(Stored data)
--------------------------------

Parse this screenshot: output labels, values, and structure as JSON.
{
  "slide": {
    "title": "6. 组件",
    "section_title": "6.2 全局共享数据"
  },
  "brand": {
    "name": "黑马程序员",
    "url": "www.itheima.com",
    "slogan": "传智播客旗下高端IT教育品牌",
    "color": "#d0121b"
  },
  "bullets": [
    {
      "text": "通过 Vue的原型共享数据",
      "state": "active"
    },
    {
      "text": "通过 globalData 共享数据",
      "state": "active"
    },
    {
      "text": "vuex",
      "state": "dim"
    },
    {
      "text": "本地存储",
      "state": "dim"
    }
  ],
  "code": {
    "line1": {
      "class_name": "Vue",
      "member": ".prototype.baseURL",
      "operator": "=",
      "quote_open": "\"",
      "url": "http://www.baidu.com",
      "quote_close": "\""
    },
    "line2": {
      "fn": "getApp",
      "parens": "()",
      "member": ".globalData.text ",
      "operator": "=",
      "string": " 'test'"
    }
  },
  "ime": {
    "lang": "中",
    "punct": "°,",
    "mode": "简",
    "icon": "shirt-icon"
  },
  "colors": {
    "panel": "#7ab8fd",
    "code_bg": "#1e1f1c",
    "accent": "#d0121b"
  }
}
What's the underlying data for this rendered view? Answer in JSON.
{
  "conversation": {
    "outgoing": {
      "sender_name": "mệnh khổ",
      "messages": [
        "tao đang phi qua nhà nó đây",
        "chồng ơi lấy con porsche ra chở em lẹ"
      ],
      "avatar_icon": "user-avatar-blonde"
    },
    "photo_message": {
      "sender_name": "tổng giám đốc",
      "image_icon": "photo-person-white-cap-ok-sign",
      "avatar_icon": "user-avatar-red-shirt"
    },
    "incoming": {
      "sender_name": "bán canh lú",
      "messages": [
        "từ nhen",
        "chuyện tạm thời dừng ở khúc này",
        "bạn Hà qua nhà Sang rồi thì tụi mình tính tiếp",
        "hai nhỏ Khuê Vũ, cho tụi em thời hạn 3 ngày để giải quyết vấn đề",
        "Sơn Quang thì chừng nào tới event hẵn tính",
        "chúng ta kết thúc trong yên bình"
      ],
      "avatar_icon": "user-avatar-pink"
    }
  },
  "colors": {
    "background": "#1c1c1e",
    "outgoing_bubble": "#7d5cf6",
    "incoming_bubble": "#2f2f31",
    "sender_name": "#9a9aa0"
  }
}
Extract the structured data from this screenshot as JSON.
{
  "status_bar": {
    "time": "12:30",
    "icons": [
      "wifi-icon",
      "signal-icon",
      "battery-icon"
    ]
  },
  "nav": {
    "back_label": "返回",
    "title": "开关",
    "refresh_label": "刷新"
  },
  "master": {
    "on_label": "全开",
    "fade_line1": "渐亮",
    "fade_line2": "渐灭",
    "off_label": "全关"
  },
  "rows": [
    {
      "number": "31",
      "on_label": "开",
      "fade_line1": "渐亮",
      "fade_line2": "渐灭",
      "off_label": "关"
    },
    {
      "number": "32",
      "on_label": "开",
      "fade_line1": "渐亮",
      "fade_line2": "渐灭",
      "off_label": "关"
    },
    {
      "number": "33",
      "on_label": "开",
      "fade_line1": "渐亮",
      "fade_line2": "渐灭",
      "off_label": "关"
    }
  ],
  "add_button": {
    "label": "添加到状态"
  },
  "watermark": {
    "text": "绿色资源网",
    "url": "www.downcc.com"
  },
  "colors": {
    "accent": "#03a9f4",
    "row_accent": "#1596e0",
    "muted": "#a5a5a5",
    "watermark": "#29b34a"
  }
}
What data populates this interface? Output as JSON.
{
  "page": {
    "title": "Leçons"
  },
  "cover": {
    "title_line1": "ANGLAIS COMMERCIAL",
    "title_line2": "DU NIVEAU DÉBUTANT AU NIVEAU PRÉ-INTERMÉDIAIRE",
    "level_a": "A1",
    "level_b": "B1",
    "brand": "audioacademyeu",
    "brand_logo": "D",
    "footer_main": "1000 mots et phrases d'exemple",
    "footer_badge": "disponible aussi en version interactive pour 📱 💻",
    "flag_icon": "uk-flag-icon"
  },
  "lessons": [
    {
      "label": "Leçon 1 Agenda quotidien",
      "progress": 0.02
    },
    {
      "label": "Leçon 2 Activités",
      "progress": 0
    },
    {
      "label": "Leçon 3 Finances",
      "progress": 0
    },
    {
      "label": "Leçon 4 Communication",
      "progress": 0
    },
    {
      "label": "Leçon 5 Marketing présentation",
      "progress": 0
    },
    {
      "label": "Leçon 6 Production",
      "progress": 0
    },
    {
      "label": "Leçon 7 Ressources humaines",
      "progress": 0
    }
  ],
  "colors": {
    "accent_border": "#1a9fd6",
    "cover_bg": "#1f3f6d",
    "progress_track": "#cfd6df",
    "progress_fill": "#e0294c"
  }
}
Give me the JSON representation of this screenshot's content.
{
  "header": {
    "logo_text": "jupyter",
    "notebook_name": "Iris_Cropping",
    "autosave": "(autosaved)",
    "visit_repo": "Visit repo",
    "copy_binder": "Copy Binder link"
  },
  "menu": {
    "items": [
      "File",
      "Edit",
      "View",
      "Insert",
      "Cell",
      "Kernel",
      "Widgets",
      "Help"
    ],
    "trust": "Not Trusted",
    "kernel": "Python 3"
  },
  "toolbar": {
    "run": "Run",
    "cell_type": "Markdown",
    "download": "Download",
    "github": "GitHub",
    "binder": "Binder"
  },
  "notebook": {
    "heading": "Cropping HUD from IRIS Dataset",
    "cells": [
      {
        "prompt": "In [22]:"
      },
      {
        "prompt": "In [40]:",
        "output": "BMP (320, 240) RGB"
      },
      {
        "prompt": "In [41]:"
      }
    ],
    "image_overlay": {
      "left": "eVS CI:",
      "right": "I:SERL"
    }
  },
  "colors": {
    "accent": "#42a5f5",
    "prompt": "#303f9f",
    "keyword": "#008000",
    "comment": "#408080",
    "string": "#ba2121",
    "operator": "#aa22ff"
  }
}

--------------------------------

== INSTRUCTIONS FOR THE TASK ==
Output the entries exactly.

== WRITTEN ANSWER ==
Parse this screenshot: output labels, values, and structure as JSON.
{
  "slide": {
    "title": "6. 组件",
    "section_title": "6.2 全局共享数据"
  },
  "brand": {
    "name": "黑马程序员",
    "url": "www.itheima.com",
    "slogan": "传智播客旗下高端IT教育品牌",
    "color": "#d0121b"
  },
  "bullets": [
    {
      "text": "通过 Vue的原型共享数据",
      "state": "active"
    },
    {
      "text": "通过 globalData 共享数据",
      "state": "active"
    },
    {
      "text": "vuex",
      "state": "dim"
    },
    {
      "text": "本地存储",
      "state": "dim"
    }
  ],
  "code": {
    "line1": {
      "class_name": "Vue",
      "member": ".prototype.baseURL",
      "operator": "=",
      "quote_open": "\"",
      "url": "http://www.baidu.com",
      "quote_close": "\""
    },
    "line2": {
      "fn": "getApp",
      "parens": "()",
      "member": ".globalData.text ",
      "operator": "=",
      "string": " 'test'"
    }
  },
  "ime": {
    "lang": "中",
    "punct": "°,",
    "mode": "简",
    "icon": "shirt-icon"
  },
  "colors": {
    "panel": "#7ab8fd",
    "code_bg": "#1e1f1c",
    "accent": "#d0121b"
  }
}
What's the underlying data for this rendered view? Answer in JSON.
{
  "conversation": {
    "outgoing": {
      "sender_name": "mệnh khổ",
      "messages": [
        "tao đang phi qua nhà nó đây",
        "chồng ơi lấy con porsche ra chở em lẹ"
      ],
      "avatar_icon": "user-avatar-blonde"
    },
    "photo_message": {
      "sender_name": "tổng giám đốc",
      "image_icon": "photo-person-white-cap-ok-sign",
      "avatar_icon": "user-avatar-red-shirt"
    },
    "incoming": {
      "sender_name": "bán canh lú",
      "messages": [
        "từ nhen",
        "chuyện tạm thời dừng ở khúc này",
        "bạn Hà qua nhà Sang rồi thì tụi mình tính tiếp",
        "hai nhỏ Khuê Vũ, cho tụi em thời hạn 3 ngày để giải quyết vấn đề",
        "Sơn Quang thì chừng nào tới event hẵn tính",
        "chúng ta kết thúc trong yên bình"
      ],
      "avatar_icon": "user-avatar-pink"
    }
  },
  "colors": {
    "background": "#1c1c1e",
    "outgoing_bubble": "#7d5cf6",
    "incoming_bubble": "#2f2f31",
    "sender_name": "#9a9aa0"
  }
}
Extract the structured data from this screenshot as JSON.
{
  "status_bar": {
    "time": "12:30",
    "icons": [
      "wifi-icon",
      "signal-icon",
      "battery-icon"
    ]
  },
  "nav": {
    "back_label": "返回",
    "title": "开关",
    "refresh_label": "刷新"
  },
  "master": {
    "on_label": "全开",
    "fade_line1": "渐亮",
    "fade_line2": "渐灭",
    "off_label": "全关"
  },
  "rows": [
    {
      "number": "31",
      "on_label": "开",
      "fade_line1": "渐亮",
      "fade_line2": "渐灭",
      "off_label": "关"
    },
    {
      "number": "32",
      "on_label": "开",
      "fade_line1": "渐亮",
      "fade_line2": "渐灭",
      "off_label": "关"
    },
    {
      "number": "33",
      "on_label": "开",
      "fade_line1": "渐亮",
      "fade_line2": "渐灭",
      "off_label": "关"
    }
  ],
  "add_button": {
    "label": "添加到状态"
  },
  "watermark": {
    "text": "绿色资源网",
    "url": "www.downcc.com"
  },
  "colors": {
    "accent": "#03a9f4",
    "row_accent": "#1596e0",
    "muted": "#a5a5a5",
    "watermark": "#29b34a"
  }
}
What data populates this interface? Output as JSON.
{
  "page": {
    "title": "Leçons"
  },
  "cover": {
    "title_line1": "ANGLAIS COMMERCIAL",
    "title_line2": "DU NIVEAU DÉBUTANT AU NIVEAU PRÉ-INTERMÉDIAIRE",
    "level_a": "A1",
    "level_b": "B1",
    "brand": "audioacademyeu",
    "brand_logo": "D",
    "footer_main": "1000 mots et phrases d'exemple",
    "footer_badge": "disponible aussi en version interactive pour 📱 💻",
    "flag_icon": "uk-flag-icon"
  },
  "lessons": [
    {
      "label": "Leçon 1 Agenda quotidien",
      "progress": 0.02
    },
    {
      "label": "Leçon 2 Activités",
      "progress": 0
    },
    {
      "label": "Leçon 3 Finances",
      "progress": 0
    },
    {
      "label": "Leçon 4 Communication",
      "progress": 0
    },
    {
      "label": "Leçon 5 Marketing présentation",
      "progress": 0
    },
    {
      "label": "Leçon 6 Production",
      "progress": 0
    },
    {
      "label": "Leçon 7 Ressources humaines",
      "progress": 0
    }
  ],
  "colors": {
    "accent_border": "#1a9fd6",
    "cover_bg": "#1f3f6d",
    "progress_track": "#cfd6df",
    "progress_fill": "#e0294c"
  }
}
Give me the JSON representation of this screenshot's content.
{
  "header": {
    "logo_text": "jupyter",
    "notebook_name": "Iris_Cropping",
    "autosave": "(autosaved)",
    "visit_repo": "Visit repo",
    "copy_binder": "Copy Binder link"
  },
  "menu": {
    "items": [
      "File",
      "Edit",
      "View",
      "Insert",
      "Cell",
      "Kernel",
      "Widgets",
      "Help"
    ],
    "trust": "Not Trusted",
    "kernel": "Python 3"
  },
  "toolbar": {
    "run": "Run",
    "cell_type": "Markdown",
    "download": "Download",
    "github": "GitHub",
    "binder": "Binder"
  },
  "notebook": {
    "heading": "Cropping HUD from IRIS Dataset",
    "cells": [
      {
        "prompt": "In [22]:"
      },
      {
        "prompt": "In [40]:",
        "output": "BMP (320, 240) RGB"
      },
      {
        "prompt": "In [41]:"
      }
    ],
    "image_overlay": {
      "left": "eVS CI:",
      "right": "I:SERL"
    }
  },
  "colors": {
    "accent": "#42a5f5",
    "prompt": "#303f9f",
    "keyword": "#008000",
    "comment": "#408080",
    "string": "#ba2121",
    "operator": "#aa22ff"
  }
}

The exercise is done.